Extracted records
::::
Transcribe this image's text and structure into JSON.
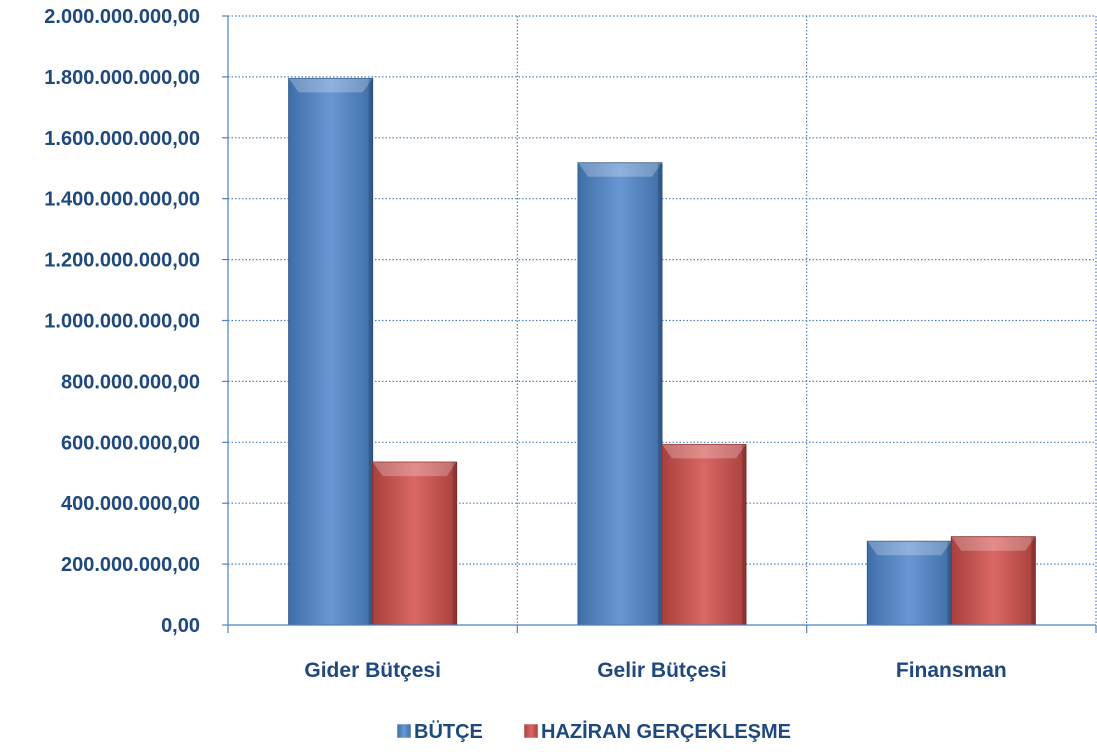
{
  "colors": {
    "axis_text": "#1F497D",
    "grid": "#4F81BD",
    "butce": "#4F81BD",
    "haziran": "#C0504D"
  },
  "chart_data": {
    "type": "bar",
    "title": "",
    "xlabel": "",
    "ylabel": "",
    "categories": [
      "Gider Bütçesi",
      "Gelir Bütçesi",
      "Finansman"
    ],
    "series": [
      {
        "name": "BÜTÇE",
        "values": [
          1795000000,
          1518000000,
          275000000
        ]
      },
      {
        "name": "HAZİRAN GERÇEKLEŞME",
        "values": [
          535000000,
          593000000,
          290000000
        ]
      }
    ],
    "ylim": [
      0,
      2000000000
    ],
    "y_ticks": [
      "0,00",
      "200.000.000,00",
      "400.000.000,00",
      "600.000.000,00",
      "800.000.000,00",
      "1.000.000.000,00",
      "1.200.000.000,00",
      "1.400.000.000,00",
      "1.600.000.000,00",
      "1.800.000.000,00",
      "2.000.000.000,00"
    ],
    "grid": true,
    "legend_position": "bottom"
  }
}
::::
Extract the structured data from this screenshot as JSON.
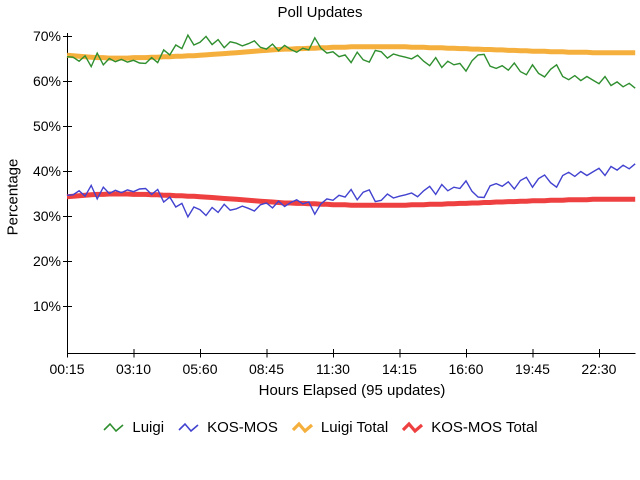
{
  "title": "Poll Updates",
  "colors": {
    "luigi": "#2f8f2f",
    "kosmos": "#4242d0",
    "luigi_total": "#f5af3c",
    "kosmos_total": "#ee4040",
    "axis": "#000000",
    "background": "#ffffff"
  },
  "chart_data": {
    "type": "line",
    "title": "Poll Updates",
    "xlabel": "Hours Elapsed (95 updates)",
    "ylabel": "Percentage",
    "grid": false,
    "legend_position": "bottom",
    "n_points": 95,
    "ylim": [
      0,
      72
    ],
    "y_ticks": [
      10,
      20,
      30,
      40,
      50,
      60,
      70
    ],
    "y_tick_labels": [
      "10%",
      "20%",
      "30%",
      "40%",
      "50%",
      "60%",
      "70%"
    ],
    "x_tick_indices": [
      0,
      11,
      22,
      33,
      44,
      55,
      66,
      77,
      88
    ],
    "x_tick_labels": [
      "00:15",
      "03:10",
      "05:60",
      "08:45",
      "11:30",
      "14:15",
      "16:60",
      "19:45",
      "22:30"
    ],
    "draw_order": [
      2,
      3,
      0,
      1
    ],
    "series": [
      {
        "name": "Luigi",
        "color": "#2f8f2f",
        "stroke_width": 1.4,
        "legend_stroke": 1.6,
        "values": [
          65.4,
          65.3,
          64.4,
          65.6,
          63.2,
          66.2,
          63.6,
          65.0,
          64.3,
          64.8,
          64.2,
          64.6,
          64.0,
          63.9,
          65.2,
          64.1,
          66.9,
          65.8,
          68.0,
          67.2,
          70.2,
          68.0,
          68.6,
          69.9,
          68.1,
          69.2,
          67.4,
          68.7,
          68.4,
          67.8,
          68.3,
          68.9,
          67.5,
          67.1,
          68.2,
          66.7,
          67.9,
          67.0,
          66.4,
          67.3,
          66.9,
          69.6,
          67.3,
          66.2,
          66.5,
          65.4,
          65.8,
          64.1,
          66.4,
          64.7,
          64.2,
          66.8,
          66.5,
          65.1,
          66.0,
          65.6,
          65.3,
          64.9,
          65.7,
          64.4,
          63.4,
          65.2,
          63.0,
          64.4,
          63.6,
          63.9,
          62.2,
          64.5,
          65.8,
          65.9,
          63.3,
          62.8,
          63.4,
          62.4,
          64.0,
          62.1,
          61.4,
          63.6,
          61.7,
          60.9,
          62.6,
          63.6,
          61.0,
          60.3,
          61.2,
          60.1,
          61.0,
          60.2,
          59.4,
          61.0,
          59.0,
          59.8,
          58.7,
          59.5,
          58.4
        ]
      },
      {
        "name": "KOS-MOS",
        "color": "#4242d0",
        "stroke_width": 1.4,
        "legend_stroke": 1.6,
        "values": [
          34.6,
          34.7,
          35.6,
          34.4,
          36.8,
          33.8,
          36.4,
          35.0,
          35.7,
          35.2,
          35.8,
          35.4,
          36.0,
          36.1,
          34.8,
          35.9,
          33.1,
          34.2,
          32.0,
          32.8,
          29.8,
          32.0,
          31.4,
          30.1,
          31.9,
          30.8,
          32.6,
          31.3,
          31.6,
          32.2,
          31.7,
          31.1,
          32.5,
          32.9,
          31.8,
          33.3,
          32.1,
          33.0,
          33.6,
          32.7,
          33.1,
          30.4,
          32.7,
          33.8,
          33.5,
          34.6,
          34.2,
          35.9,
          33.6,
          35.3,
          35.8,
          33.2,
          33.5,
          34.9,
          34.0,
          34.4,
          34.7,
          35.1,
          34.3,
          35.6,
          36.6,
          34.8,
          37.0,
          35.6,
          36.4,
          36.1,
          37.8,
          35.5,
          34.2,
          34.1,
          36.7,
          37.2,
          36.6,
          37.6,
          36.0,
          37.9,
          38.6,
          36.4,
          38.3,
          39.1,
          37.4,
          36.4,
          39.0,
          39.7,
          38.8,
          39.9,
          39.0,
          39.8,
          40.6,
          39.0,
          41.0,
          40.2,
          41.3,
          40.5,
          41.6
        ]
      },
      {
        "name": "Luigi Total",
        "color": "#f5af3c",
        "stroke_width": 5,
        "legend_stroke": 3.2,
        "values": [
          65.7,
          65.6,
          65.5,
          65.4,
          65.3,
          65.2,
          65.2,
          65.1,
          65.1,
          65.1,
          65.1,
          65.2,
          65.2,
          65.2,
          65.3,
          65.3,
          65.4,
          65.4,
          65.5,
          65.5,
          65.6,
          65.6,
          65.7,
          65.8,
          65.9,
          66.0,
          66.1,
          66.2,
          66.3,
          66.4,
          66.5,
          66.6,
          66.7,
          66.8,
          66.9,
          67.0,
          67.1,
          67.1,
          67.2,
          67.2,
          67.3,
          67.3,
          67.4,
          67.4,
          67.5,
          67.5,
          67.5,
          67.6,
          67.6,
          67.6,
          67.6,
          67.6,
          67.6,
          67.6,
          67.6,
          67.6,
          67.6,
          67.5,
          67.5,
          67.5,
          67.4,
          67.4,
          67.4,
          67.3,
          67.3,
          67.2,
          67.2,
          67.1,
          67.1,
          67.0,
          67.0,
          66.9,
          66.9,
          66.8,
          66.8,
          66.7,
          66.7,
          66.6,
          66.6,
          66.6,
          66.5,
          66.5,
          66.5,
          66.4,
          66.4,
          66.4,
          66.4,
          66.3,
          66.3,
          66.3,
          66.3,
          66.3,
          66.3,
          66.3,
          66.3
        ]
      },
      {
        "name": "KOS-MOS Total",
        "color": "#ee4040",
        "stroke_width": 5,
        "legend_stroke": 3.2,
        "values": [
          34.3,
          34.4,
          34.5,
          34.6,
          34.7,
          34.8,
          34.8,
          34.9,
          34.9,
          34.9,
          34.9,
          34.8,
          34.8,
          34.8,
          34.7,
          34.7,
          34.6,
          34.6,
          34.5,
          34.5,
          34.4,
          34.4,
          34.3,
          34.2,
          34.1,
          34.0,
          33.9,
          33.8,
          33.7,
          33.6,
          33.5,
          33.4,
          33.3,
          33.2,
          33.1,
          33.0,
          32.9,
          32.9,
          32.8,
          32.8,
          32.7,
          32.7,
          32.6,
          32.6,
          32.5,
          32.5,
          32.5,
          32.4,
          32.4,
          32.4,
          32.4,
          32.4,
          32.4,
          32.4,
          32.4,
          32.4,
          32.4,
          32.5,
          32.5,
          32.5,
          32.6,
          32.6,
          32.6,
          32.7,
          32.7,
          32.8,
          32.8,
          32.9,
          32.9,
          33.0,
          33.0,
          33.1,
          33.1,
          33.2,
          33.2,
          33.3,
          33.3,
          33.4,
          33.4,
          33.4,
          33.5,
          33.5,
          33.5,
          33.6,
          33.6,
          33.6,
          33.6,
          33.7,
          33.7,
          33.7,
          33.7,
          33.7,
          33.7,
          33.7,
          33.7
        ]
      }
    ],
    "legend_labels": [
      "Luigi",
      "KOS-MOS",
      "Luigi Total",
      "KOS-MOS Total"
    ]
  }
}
::::
Return only the number of lines in the data that contain "Poll".

2